[The problem]
Only the number is wanted: tally the lines below that contain the word "Select".

[Excerpts from an interface dataset]
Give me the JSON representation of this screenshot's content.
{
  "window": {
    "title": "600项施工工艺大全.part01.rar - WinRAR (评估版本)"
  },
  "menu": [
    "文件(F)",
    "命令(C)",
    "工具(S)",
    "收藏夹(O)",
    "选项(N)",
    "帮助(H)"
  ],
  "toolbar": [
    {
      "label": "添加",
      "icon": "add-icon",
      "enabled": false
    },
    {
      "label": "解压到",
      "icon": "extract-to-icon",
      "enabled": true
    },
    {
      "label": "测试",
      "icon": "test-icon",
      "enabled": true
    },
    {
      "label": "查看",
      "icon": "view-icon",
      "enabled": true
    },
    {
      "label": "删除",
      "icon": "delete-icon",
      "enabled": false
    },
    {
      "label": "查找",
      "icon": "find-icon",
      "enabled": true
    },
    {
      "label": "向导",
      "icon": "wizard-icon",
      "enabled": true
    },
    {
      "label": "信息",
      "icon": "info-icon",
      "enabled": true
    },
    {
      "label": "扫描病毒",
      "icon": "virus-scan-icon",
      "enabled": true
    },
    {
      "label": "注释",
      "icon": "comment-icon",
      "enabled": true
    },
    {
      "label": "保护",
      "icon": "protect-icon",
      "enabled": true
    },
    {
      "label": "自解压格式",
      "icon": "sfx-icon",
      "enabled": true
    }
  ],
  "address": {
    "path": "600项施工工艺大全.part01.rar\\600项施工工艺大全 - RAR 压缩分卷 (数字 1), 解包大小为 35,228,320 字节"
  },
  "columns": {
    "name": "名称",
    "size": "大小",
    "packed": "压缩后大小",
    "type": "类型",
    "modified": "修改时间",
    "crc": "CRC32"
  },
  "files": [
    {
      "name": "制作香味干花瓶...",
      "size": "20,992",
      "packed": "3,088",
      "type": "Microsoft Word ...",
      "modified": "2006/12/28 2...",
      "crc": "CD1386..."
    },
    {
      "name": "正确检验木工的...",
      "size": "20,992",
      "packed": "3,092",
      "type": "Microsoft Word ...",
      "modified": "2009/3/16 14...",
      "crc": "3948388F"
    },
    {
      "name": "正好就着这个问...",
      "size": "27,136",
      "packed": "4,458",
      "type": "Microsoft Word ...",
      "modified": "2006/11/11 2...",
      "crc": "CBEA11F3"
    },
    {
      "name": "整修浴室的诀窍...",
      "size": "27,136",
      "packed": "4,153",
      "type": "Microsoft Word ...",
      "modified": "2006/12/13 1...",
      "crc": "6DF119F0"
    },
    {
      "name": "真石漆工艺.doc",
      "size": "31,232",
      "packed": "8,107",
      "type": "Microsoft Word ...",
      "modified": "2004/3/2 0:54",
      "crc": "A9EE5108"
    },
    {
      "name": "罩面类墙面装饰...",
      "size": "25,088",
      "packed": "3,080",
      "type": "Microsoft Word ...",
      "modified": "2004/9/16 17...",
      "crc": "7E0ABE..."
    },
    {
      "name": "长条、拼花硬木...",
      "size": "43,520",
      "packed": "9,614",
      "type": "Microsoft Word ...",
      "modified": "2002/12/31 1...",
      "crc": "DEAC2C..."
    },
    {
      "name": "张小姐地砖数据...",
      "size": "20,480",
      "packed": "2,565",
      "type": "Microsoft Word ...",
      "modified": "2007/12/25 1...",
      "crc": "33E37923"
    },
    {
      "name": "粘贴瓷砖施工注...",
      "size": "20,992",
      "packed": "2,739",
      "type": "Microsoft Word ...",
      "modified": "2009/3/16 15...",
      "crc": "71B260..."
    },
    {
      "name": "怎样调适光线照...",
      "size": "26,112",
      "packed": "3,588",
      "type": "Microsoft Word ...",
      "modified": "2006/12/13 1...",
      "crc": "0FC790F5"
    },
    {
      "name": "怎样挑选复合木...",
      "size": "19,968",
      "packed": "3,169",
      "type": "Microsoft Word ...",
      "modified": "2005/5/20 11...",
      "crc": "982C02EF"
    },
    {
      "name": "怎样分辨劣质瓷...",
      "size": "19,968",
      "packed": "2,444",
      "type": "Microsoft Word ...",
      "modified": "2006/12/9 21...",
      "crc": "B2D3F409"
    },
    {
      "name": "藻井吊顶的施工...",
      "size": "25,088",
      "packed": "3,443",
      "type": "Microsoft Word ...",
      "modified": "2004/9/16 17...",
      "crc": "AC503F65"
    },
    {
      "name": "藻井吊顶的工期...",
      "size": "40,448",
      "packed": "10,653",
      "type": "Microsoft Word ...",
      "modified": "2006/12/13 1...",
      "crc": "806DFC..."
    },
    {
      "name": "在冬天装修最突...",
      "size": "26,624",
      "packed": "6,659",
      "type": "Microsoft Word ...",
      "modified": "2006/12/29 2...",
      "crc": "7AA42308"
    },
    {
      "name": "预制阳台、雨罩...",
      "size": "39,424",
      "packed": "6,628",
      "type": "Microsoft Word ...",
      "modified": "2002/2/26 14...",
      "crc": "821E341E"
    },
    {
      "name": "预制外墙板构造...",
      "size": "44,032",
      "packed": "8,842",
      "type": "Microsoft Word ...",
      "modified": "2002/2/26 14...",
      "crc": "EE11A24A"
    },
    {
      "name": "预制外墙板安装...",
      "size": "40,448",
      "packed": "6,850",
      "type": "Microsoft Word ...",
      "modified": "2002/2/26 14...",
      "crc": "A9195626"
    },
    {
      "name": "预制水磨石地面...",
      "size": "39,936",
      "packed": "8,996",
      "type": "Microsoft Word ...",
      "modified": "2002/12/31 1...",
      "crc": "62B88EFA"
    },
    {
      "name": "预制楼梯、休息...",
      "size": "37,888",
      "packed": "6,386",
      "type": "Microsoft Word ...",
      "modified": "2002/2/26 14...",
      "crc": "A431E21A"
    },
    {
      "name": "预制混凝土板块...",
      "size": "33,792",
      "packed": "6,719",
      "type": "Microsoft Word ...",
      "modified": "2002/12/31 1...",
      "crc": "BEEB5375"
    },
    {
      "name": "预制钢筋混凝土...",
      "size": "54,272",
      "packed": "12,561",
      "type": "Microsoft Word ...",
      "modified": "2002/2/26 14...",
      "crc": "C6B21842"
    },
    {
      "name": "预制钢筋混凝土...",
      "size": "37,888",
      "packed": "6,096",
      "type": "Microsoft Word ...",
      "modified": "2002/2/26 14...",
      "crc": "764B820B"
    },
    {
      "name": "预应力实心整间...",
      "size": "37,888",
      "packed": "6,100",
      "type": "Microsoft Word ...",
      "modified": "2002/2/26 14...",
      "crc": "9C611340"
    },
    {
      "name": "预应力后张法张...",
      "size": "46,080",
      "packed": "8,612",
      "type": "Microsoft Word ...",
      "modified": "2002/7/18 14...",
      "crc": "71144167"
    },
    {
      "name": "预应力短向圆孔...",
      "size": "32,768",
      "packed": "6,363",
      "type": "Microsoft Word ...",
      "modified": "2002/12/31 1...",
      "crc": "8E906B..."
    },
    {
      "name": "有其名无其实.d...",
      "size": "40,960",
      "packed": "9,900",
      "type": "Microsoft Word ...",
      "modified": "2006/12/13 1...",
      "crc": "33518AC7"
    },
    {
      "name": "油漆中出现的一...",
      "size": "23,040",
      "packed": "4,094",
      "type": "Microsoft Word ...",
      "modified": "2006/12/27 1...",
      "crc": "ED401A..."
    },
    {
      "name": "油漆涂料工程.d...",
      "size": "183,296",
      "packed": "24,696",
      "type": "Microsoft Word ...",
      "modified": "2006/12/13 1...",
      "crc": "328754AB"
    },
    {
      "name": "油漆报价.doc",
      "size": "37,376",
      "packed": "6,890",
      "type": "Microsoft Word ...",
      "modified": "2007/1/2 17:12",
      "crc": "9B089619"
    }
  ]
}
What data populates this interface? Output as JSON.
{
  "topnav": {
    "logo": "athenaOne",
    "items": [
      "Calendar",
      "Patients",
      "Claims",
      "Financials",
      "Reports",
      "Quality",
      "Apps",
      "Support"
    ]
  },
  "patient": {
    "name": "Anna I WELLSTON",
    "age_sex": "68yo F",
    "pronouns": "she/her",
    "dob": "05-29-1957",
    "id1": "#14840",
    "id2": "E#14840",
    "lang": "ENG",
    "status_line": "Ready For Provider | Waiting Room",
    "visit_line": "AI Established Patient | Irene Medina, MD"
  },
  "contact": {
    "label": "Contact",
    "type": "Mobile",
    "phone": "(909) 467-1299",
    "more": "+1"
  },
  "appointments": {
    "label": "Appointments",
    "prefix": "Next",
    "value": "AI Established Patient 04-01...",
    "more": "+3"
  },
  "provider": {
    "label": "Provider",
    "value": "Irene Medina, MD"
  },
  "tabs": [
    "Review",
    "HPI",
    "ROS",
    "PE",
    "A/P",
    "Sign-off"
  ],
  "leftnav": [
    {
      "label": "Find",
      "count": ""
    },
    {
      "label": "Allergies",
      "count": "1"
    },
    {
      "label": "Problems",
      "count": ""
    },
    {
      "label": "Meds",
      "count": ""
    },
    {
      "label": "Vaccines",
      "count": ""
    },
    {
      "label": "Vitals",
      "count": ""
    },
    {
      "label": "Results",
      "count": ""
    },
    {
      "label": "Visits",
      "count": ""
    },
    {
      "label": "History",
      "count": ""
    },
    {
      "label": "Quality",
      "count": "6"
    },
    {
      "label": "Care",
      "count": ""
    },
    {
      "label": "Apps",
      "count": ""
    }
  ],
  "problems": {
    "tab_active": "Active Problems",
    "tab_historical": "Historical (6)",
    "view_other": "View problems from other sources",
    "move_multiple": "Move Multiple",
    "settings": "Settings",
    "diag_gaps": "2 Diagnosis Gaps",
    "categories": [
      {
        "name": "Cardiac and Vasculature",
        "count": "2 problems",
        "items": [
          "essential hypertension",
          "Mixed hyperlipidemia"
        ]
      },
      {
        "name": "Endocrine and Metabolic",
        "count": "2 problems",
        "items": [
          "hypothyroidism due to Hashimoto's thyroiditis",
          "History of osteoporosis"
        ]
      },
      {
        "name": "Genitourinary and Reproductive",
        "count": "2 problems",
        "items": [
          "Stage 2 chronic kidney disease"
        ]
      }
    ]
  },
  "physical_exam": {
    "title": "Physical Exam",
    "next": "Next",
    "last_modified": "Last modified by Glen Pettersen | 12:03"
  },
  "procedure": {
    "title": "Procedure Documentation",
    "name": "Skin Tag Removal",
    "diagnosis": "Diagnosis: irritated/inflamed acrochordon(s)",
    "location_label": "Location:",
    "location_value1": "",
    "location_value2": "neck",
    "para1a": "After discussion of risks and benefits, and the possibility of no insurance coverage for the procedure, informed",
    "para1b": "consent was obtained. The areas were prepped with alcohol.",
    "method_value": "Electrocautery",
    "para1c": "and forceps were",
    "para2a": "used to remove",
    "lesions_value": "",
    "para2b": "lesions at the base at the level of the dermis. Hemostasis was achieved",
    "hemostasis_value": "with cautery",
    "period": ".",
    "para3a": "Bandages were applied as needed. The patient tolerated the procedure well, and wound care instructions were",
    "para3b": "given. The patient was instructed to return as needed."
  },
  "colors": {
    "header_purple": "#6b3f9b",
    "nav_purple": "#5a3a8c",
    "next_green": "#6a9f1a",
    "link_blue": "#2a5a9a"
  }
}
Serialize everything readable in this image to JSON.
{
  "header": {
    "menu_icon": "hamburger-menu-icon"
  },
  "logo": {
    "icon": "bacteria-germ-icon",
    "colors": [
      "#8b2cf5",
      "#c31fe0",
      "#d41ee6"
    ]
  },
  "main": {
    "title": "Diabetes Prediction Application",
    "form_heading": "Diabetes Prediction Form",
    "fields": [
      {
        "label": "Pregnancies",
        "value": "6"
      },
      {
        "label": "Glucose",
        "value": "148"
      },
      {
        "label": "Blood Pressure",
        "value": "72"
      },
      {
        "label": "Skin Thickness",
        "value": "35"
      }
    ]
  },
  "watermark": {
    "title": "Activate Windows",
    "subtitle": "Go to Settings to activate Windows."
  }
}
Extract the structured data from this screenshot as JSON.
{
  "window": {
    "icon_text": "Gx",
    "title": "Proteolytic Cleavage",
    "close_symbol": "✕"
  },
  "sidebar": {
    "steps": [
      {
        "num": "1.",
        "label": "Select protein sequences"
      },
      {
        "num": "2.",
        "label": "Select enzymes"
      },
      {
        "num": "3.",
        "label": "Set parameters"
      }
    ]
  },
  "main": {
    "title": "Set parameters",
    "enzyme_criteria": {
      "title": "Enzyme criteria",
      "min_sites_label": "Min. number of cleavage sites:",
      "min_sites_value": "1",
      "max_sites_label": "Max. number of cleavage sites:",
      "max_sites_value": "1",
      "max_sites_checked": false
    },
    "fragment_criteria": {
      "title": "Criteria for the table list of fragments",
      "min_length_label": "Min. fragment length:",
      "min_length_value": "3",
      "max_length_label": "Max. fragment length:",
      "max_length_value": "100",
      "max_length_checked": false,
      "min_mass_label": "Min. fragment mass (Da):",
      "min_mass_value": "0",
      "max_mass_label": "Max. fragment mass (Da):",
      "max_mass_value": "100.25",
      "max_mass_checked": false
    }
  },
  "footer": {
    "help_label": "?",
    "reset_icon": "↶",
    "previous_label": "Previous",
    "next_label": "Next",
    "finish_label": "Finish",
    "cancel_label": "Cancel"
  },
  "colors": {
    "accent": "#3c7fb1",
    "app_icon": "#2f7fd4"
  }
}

[Result]
2